▶ [Document source]
• • • •

VENISE / ITALIE
Des représentations les plus instituées des quasi-ambassades des Giardini aux plus informelles expositions dispersées dans la ville, parcours à travers les pavillons nationaux.
VENISE - Entre globalisation et régionalisme identitaire, entre découpage national et internationalisme de l’art (internationalisme défendu à son tour dans son discours de réception par le lauréat du Lion d’or 2007, le Malien Malick Sidibé), la Biennale de Venise ronronne, non sans contradiction mais sans guère de contestation. Du coup, lire directement les rapports de force du monde d’aujourd’hui au travers de la nature ou de l’ambition des pavillons nationaux relèverait largement de la conjecture. Une soixantaine de pays ou régions sont spécifiquement représentés cette année (pour quelque quatre-vingts nationalités différentes répertoriées sur l’ensemble de la Biennale) : représentations des plus instituées dans les pavillons-ambassades des Giardini, ou informelles, dispersées dans la ville, voire sous la forme exclusive d’un catalogue pour la Nouvelle-Zélande.
Nouvelle venue intégrée à l’Arsenal, la Turquie attendra un tour prochain pour s’imposer sur une proposition plus convaincante, celle de Hüseyin Alptekin se noyant dans son costume trop neuf. C’est cependant le « pavillon africain » qui constitue une nouveauté plus notable. L’émergence de l’Afrique a été préparée par des initiatives au sein des précédentes éditions. On se souviendra par exemple (mais surtout pour son catalogue !) de « Fault Lines », organisée en 2003. Robert Storr a botté ici en touche, se déclarant inapte et lançant un appel à projets soumis à un comité qui aura retenu la proposition de Fernando Alvim, artiste et commissaire angolais, agissant pour une collection privée dont la sélection a fait grincer des dents. Non pas tant relativement à la qualité des œuvres, réunies par le collectionneur allemand Hans Bogatzke aujourd’hui disparu, mais à cause de la personnalité sombrement marquée d’affairisme politique de Sindika Dokolo qui les a acquises récemment. Sous le titre de « Check-list Luanda Pop », un ensemble, plutôt bien accroché mais très dense, associe sur 800 m2 trente et un artistes entretenant des rapports divers avec l’Afrique : Santu Mofokeng, Ghada Amer, Yinka Shonibare, mais aussi DJ Spooky (curateur de la Biennale de Luanda en 2006), Andy Warhol (africain par Basquiat). Ici un film d’Alfredo Jaar sensible mais paradoxalement esthétisant ; à côté une saisissante vidéo de Tracey Rose, des installations de Mounir Fatmi et de Bili Bidjoka plutôt convaincantes. Enfin, il faudra garder l’œil sur un jeune Luandais, Yonamine.

• • • •

▶ [Extrait des données]
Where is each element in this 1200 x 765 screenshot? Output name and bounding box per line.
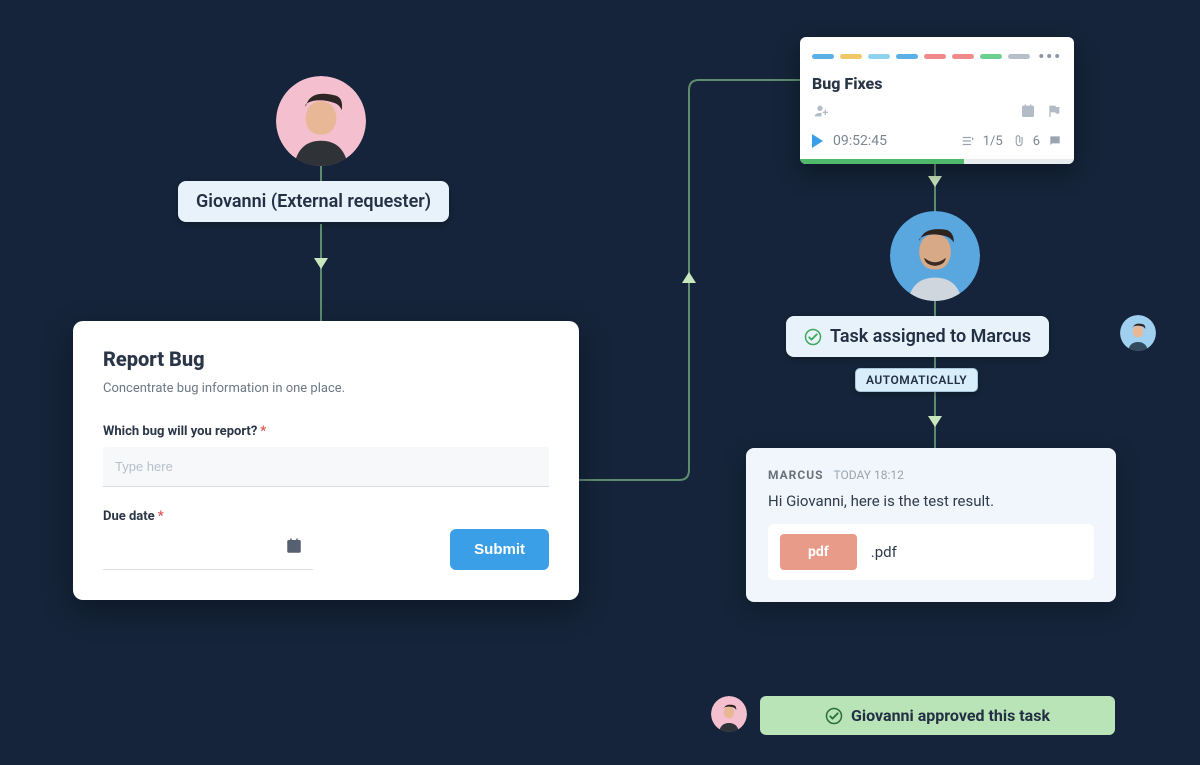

• • • •

▶ [Problème posé] D'après l'article sur la Biennale de Venise, quel pays est représenté sous la forme exclusive d'un catalogue ?

▶ [Réponse correcte] La Nouvelle-Zélande.